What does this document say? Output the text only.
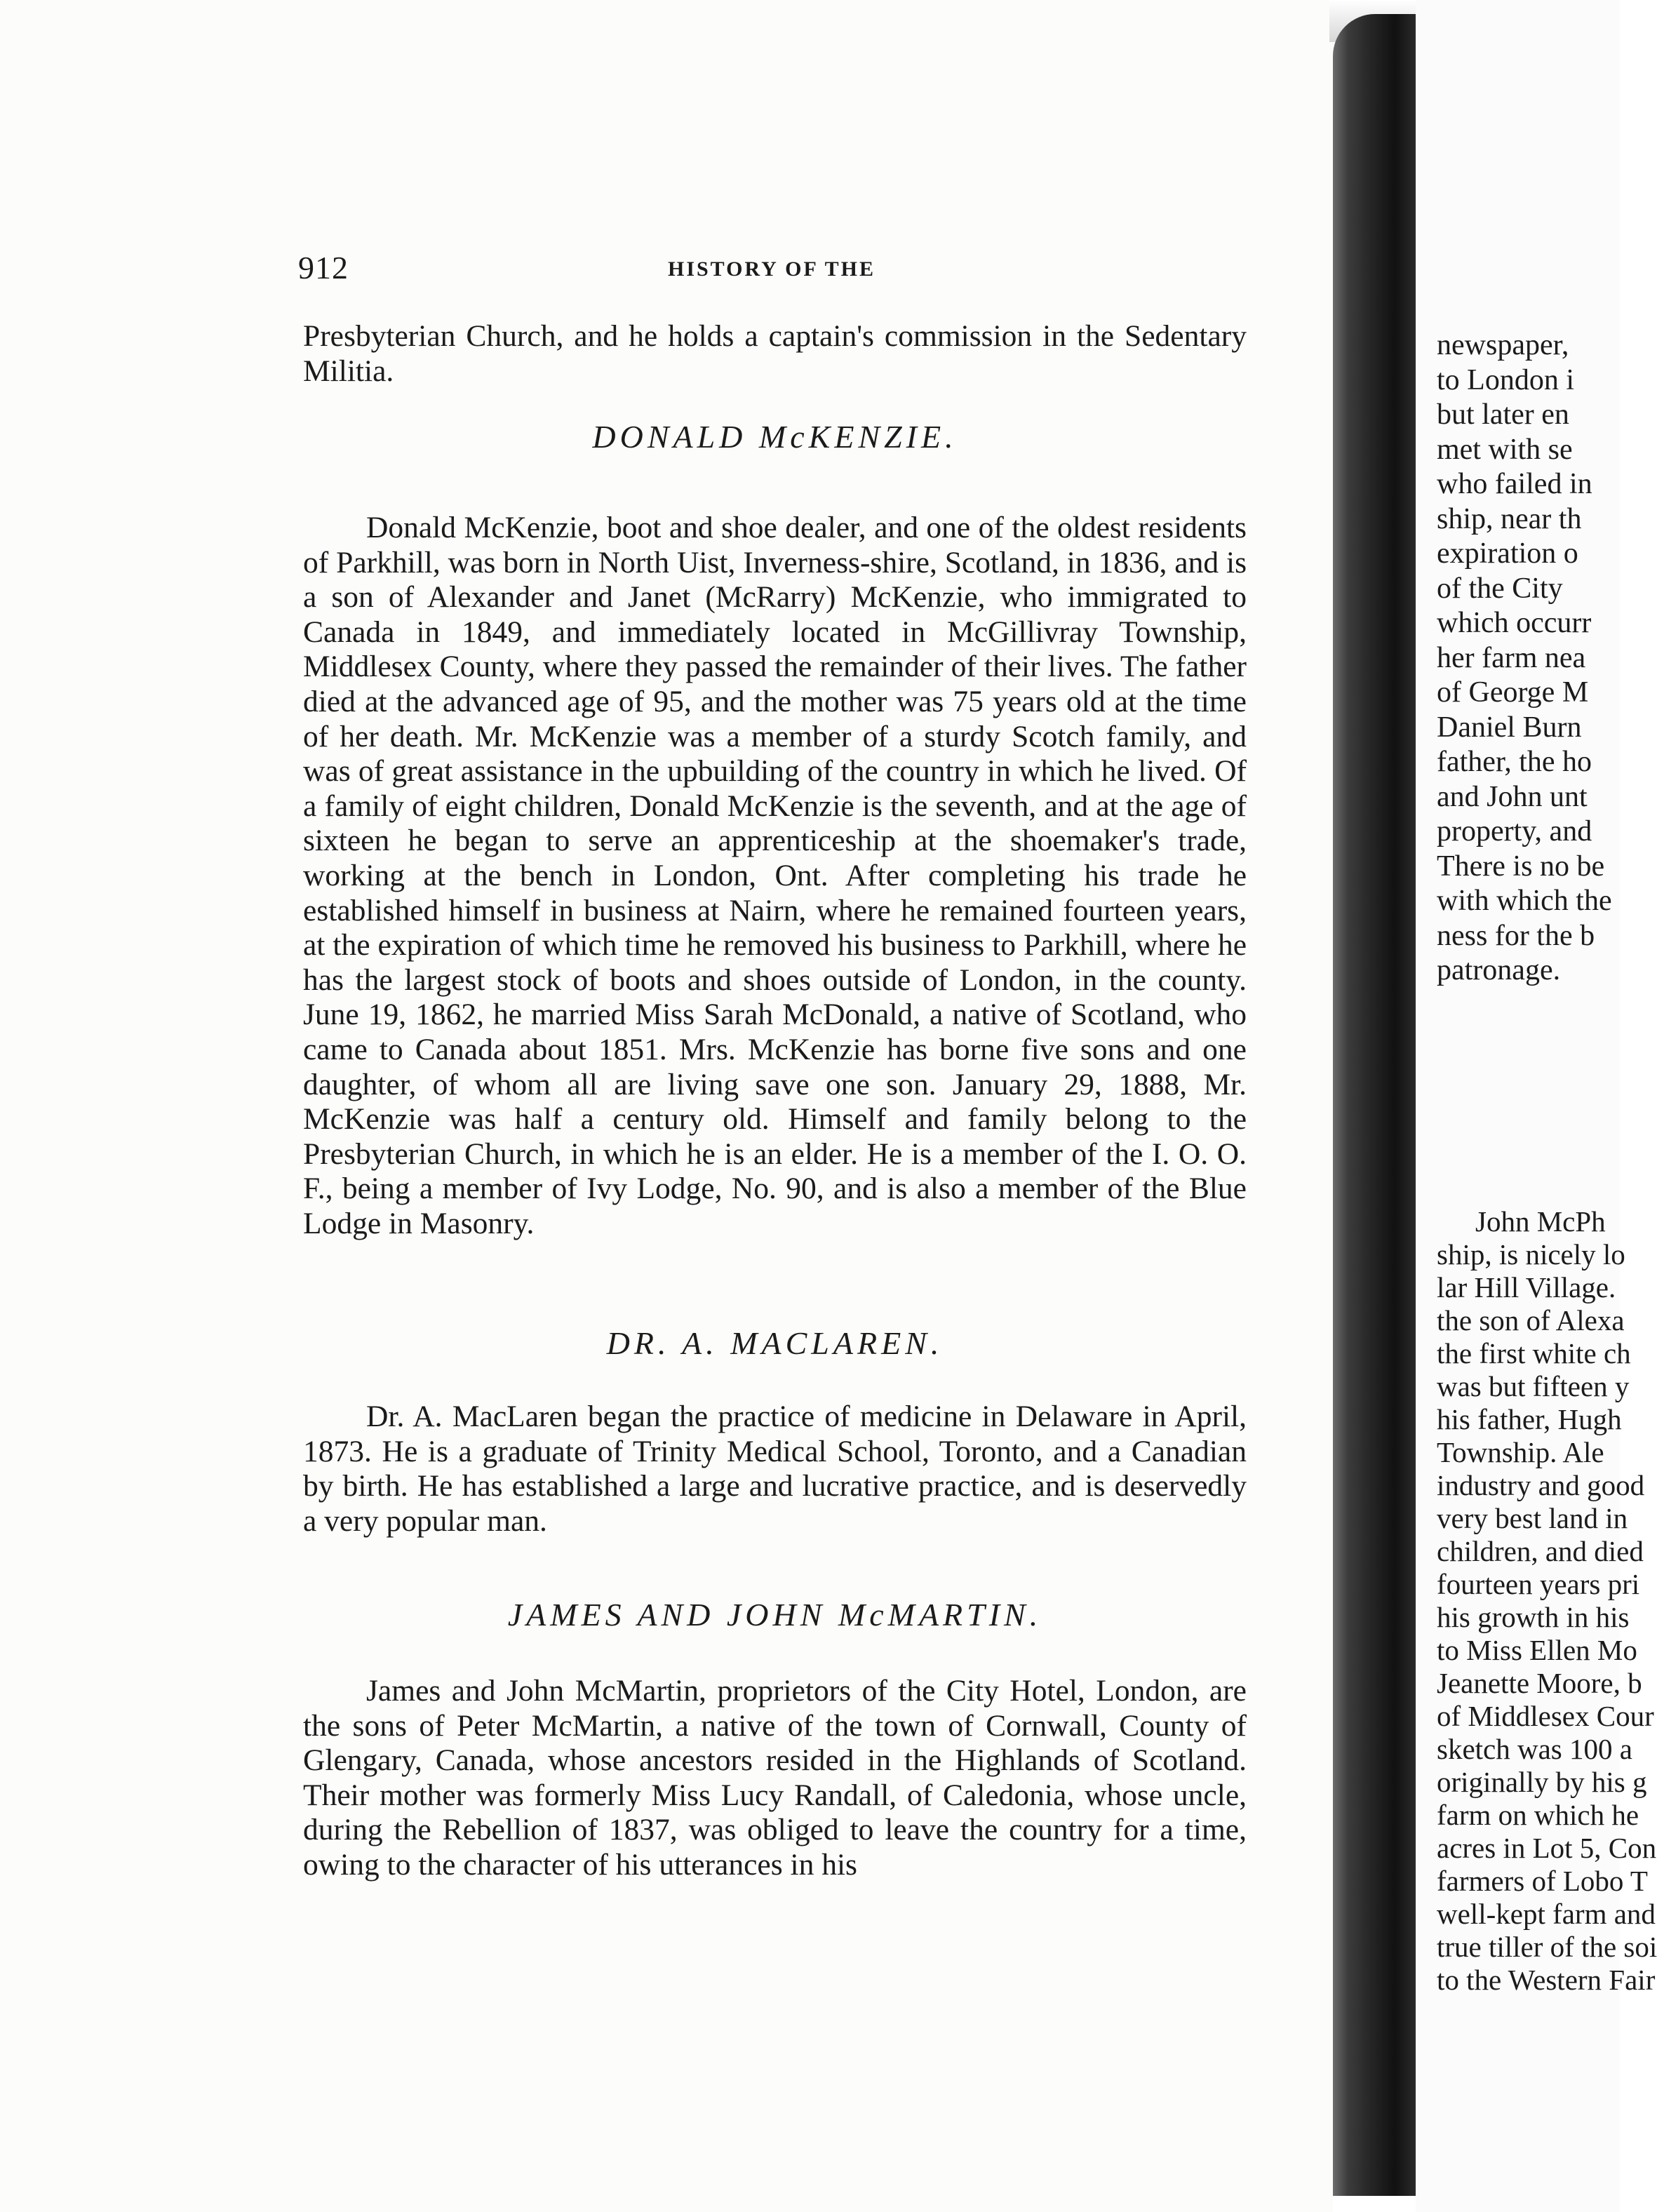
912	HISTORY OF THE

Presbyterian Church, and he holds a captain's commission in the Sedentary Militia.

DONALD McKENZIE.

Donald McKenzie, boot and shoe dealer, and one of the oldest residents of Parkhill, was born in North Uist, Inverness-shire, Scotland, in 1836, and is a son of Alexander and Janet (McRarry) McKenzie, who immigrated to Canada in 1849, and immediately located in McGillivray Township, Middlesex County, where they passed the remainder of their lives. The father died at the advanced age of 95, and the mother was 75 years old at the time of her death. Mr. McKenzie was a member of a sturdy Scotch family, and was of great assistance in the upbuilding of the country in which he lived. Of a family of eight children, Donald McKenzie is the seventh, and at the age of sixteen he began to serve an apprenticeship at the shoemaker's trade, working at the bench in London, Ont. After completing his trade he established himself in business at Nairn, where he remained fourteen years, at the expiration of which time he removed his business to Parkhill, where he has the largest stock of boots and shoes outside of London, in the county. June 19, 1862, he married Miss Sarah McDonald, a native of Scotland, who came to Canada about 1851. Mrs. McKenzie has borne five sons and one daughter, of whom all are living save one son. January 29, 1888, Mr. McKenzie was half a century old. Himself and family belong to the Presbyterian Church, in which he is an elder. He is a member of the I. O. O. F., being a member of Ivy Lodge, No. 90, and is also a member of the Blue Lodge in Masonry.

DR. A. MACLAREN.

Dr. A. MacLaren began the practice of medicine in Delaware in April, 1873. He is a graduate of Trinity Medical School, Toronto, and a Canadian by birth. He has established a large and lucrative practice, and is deservedly a very popular man.

JAMES AND JOHN McMARTIN.

James and John McMartin, proprietors of the City Hotel, London, are the sons of Peter McMartin, a native of the town of Cornwall, County of Glengary, Canada, whose ancestors resided in the Highlands of Scotland. Their mother was formerly Miss Lucy Randall, of Caledonia, whose uncle, during the Rebellion of 1837, was obliged to leave the country for a time, owing to the character of his utterances in his

newspaper,
to London i
but later en
met with se
who failed in
ship, near th
expiration o
of the City
which occurr
her farm nea
of George M
Daniel Burn
father, the ho
and John unt
property, and
There is no be
with which the
ness for the b
patronage.
John McPh
ship, is nicely lo
lar Hill Village.
the son of Alexa
the first white ch
was but fifteen y
his father, Hugh
Township. Ale
industry and good
very best land in
children, and died
fourteen years pri
his growth in his
to Miss Ellen Mo
Jeanette Moore, b
of Middlesex Cour
sketch was 100 a
originally by his g
farm on which he
acres in Lot 5, Con
farmers of Lobo T
well-kept farm and
true tiller of the soi
to the Western Fair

-------

Work required: Return each line among the entries that holds the word "very".

Answer:
Dr. A. MacLaren began the practice of medicine in Delaware in April, 1873. He is a graduate of Trinity Medical School, Toronto, and a Canadian by birth. He has established a large and lucrative practice, and is deservedly a very popular man.
very best land in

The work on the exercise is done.